## Listed entries
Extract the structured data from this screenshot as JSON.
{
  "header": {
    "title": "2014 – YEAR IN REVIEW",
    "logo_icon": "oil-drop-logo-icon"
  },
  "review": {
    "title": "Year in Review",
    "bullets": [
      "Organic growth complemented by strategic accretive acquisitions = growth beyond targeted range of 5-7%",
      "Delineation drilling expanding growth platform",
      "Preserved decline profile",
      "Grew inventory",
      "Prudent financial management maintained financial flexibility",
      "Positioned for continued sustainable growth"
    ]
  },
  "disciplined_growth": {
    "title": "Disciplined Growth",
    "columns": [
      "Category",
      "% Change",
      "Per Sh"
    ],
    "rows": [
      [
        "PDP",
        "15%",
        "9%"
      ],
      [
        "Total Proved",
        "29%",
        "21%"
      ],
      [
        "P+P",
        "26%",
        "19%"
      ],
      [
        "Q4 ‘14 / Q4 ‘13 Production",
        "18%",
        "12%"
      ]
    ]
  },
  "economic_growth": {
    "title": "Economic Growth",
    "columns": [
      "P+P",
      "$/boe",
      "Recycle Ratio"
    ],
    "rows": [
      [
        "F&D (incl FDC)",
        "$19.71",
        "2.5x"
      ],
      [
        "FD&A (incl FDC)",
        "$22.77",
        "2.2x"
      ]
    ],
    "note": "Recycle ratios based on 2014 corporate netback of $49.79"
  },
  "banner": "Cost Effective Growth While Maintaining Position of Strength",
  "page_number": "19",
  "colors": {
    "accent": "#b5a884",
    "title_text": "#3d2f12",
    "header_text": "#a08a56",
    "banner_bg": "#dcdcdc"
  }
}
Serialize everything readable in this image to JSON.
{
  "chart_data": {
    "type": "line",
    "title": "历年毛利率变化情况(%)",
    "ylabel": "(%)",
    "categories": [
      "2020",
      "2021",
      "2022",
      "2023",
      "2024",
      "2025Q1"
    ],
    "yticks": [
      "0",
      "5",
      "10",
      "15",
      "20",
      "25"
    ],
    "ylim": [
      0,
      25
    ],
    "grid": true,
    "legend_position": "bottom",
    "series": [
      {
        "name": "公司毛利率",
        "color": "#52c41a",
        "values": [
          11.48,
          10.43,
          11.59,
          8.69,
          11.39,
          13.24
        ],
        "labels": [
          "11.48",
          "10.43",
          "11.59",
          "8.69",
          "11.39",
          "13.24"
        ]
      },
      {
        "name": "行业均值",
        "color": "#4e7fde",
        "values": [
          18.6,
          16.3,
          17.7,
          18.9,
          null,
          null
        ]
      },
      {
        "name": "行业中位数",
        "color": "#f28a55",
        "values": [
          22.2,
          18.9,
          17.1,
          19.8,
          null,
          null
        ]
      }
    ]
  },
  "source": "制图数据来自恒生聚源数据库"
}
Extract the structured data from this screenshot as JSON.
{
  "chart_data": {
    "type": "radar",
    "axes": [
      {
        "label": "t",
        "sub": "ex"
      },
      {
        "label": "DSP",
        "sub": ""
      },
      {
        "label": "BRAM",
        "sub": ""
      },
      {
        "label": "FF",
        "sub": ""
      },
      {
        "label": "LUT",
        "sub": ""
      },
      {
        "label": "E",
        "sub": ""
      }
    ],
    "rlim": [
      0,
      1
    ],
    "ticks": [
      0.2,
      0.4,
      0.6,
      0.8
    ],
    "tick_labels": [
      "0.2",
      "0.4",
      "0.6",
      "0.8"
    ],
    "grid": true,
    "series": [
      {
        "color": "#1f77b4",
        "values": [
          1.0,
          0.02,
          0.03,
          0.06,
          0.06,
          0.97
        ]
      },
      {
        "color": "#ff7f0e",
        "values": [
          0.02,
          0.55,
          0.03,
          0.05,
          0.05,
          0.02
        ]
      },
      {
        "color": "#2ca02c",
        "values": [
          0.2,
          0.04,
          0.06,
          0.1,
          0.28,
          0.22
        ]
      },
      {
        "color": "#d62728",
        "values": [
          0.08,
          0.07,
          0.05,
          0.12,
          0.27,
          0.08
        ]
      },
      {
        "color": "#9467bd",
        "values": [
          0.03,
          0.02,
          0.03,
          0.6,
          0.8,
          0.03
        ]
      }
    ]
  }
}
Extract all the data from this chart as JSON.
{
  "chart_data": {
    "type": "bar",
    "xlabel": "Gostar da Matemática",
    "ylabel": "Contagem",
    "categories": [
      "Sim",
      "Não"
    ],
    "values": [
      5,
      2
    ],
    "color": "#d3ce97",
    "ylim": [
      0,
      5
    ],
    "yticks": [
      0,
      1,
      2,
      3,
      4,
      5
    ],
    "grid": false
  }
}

## Aim
Look through the listing above and count the lines where the string "this" appears. Report the number only.

## Exercise result
4